EXERCISE DIRECTIONS → Which lines in the entries below contain the string "series"? Return each of those lines in full.

PROVIDED ENTRIES →
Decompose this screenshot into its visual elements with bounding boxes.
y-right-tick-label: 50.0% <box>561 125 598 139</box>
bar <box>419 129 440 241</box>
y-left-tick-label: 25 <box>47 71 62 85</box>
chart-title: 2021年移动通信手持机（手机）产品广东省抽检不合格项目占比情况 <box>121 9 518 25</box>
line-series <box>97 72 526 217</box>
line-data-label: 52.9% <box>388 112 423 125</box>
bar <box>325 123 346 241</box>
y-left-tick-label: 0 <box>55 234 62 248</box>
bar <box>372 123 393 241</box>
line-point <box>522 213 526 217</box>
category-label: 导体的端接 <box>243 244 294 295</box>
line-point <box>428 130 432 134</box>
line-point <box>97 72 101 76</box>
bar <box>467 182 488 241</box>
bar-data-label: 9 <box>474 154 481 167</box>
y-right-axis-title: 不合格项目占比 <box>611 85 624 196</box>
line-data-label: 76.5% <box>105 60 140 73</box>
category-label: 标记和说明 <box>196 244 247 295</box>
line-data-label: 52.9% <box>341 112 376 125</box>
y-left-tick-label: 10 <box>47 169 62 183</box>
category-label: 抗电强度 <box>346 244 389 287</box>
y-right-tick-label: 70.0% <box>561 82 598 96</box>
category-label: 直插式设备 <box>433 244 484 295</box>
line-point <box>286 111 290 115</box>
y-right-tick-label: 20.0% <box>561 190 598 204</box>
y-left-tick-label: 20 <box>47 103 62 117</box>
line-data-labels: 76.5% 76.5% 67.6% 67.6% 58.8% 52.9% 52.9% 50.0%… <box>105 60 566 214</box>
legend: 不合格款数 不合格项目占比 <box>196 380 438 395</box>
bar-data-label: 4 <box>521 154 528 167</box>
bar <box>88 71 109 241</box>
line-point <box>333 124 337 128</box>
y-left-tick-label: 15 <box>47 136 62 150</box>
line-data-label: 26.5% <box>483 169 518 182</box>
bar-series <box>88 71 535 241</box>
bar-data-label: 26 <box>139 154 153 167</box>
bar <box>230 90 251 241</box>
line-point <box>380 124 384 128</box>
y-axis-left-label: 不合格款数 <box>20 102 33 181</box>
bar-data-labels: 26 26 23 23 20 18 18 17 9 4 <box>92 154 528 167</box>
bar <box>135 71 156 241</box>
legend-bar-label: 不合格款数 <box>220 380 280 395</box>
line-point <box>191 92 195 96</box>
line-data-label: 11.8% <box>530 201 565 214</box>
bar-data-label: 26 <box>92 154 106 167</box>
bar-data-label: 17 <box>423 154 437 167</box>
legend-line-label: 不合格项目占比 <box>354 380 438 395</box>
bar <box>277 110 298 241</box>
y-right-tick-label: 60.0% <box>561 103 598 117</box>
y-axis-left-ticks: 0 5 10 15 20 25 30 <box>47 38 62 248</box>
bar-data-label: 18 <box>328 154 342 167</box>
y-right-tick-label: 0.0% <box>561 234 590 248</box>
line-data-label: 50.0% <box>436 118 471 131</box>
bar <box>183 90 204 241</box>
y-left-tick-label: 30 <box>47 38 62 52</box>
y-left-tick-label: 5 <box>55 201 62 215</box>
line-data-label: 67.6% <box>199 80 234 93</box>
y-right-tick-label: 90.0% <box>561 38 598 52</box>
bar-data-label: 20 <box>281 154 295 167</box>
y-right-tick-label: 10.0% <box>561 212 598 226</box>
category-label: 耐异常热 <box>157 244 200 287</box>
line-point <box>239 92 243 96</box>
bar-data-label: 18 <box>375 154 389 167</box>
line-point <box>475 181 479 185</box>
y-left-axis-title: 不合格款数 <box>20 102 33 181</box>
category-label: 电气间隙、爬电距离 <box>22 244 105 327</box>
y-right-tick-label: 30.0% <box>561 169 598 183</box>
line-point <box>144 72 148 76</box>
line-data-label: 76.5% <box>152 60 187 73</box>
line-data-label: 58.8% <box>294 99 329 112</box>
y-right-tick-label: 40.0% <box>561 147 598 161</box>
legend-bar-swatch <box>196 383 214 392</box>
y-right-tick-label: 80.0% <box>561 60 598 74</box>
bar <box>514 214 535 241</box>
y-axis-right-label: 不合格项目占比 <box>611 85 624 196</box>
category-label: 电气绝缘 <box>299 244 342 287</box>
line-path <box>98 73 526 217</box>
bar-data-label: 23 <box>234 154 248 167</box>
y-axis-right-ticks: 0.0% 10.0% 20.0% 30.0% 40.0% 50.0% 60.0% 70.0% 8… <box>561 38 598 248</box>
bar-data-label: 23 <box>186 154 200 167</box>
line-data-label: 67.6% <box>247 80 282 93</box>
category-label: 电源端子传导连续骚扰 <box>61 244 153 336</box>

IN RESPONSE →
line-series <box>97 72 526 217</box>
bar-series <box>88 71 535 241</box>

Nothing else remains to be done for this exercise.